--- DATA LISTING ---
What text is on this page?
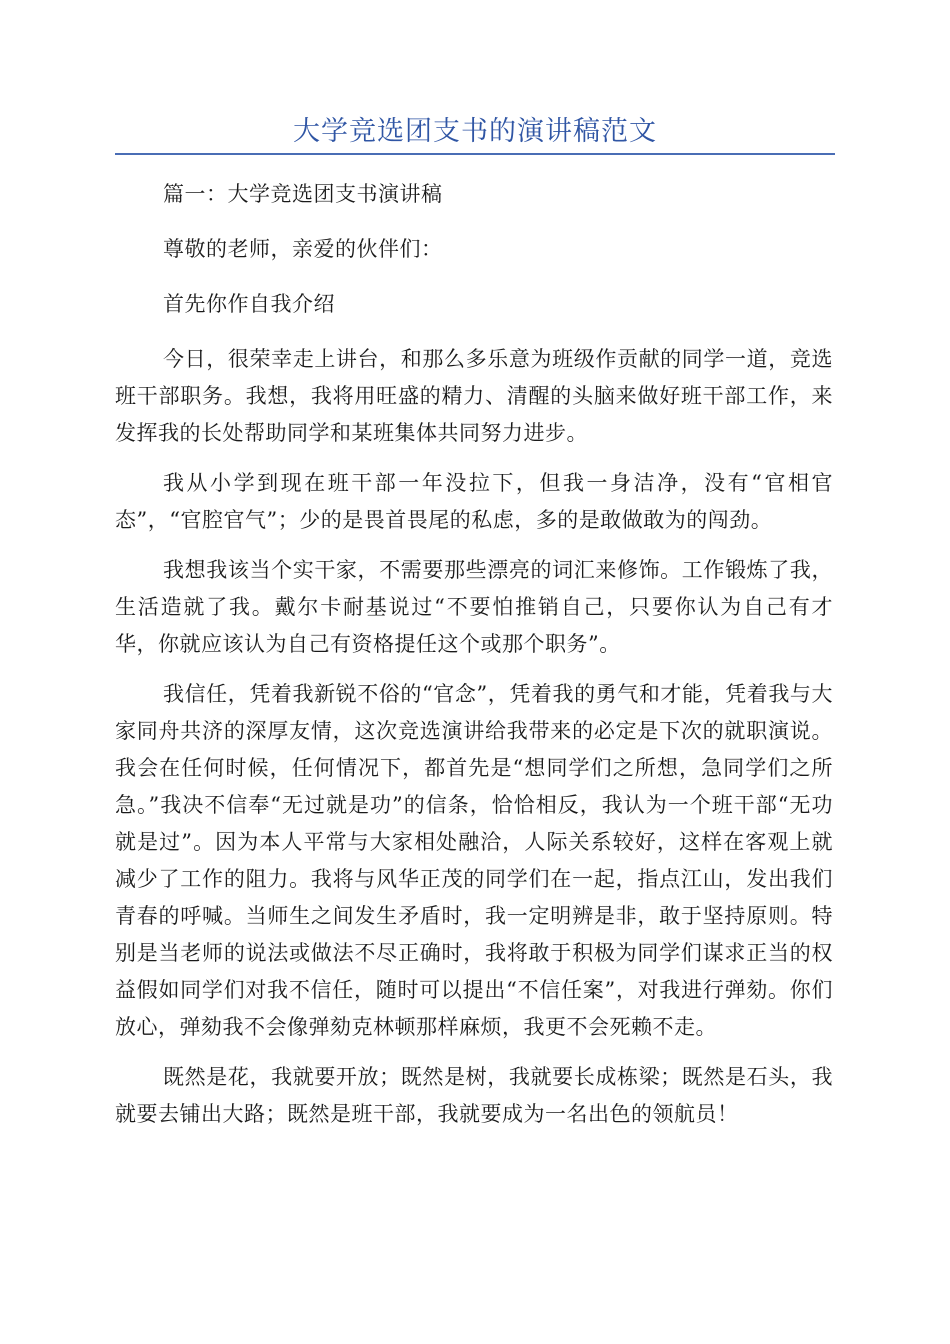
大学竞选团支书的演讲稿范文

篇一：大学竞选团支书演讲稿

尊敬的老师，亲爱的伙伴们：

首先你作自我介绍

今日，很荣幸走上讲台，和那么多乐意为班级作贡献的同学一道，竞选班干部职务。我想，我将用旺盛的精力、清醒的头脑来做好班干部工作，来发挥我的长处帮助同学和某班集体共同努力进步。

我从小学到现在班干部一年没拉下，但我一身洁净，没有“官相官态”，“官腔官气”；少的是畏首畏尾的私虑，多的是敢做敢为的闯劲。

我想我该当个实干家，不需要那些漂亮的词汇来修饰。工作锻炼了我，生活造就了我。戴尔卡耐基说过“不要怕推销自己，只要你认为自己有才华，你就应该认为自己有资格提任这个或那个职务”。

我信任，凭着我新锐不俗的“官念”，凭着我的勇气和才能，凭着我与大家同舟共济的深厚友情，这次竞选演讲给我带来的必定是下次的就职演说。我会在任何时候，任何情况下，都首先是“想同学们之所想，急同学们之所急。”我决不信奉“无过就是功”的信条，恰恰相反，我认为一个班干部“无功就是过”。因为本人平常与大家相处融洽，人际关系较好，这样在客观上就减少了工作的阻力。我将与风华正茂的同学们在一起，指点江山，发出我们青春的呼喊。当师生之间发生矛盾时，我一定明辨是非，敢于坚持原则。特别是当老师的说法或做法不尽正确时，我将敢于积极为同学们谋求正当的权益假如同学们对我不信任，随时可以提出“不信任案”，对我进行弹劾。你们放心，弹劾我不会像弹劾克林顿那样麻烦，我更不会死赖不走。

既然是花，我就要开放；既然是树，我就要长成栋梁；既然是石头，我就要去铺出大路；既然是班干部，我就要成为一名出色的领航员！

--- JOB ---
All of the data above should be transcribed verbatim, with pictures omitted.

--- WRITTEN SOLUTION ---
What text is on this page?
大学竞选团支书的演讲稿范文

篇一：大学竞选团支书演讲稿

尊敬的老师，亲爱的伙伴们：

首先你作自我介绍

今日，很荣幸走上讲台，和那么多乐意为班级作贡献的同学一道，竞选班干部职务。我想，我将用旺盛的精力、清醒的头脑来做好班干部工作，来发挥我的长处帮助同学和某班集体共同努力进步。

我从小学到现在班干部一年没拉下，但我一身洁净，没有“官相官态”，“官腔官气”；少的是畏首畏尾的私虑，多的是敢做敢为的闯劲。

我想我该当个实干家，不需要那些漂亮的词汇来修饰。工作锻炼了我，生活造就了我。戴尔卡耐基说过“不要怕推销自己，只要你认为自己有才华，你就应该认为自己有资格提任这个或那个职务”。

我信任，凭着我新锐不俗的“官念”，凭着我的勇气和才能，凭着我与大家同舟共济的深厚友情，这次竞选演讲给我带来的必定是下次的就职演说。我会在任何时候，任何情况下，都首先是“想同学们之所想，急同学们之所急。”我决不信奉“无过就是功”的信条，恰恰相反，我认为一个班干部“无功就是过”。因为本人平常与大家相处融洽，人际关系较好，这样在客观上就减少了工作的阻力。我将与风华正茂的同学们在一起，指点江山，发出我们青春的呼喊。当师生之间发生矛盾时，我一定明辨是非，敢于坚持原则。特别是当老师的说法或做法不尽正确时，我将敢于积极为同学们谋求正当的权益假如同学们对我不信任，随时可以提出“不信任案”，对我进行弹劾。你们放心，弹劾我不会像弹劾克林顿那样麻烦，我更不会死赖不走。

既然是花，我就要开放；既然是树，我就要长成栋梁；既然是石头，我就要去铺出大路；既然是班干部，我就要成为一名出色的领航员！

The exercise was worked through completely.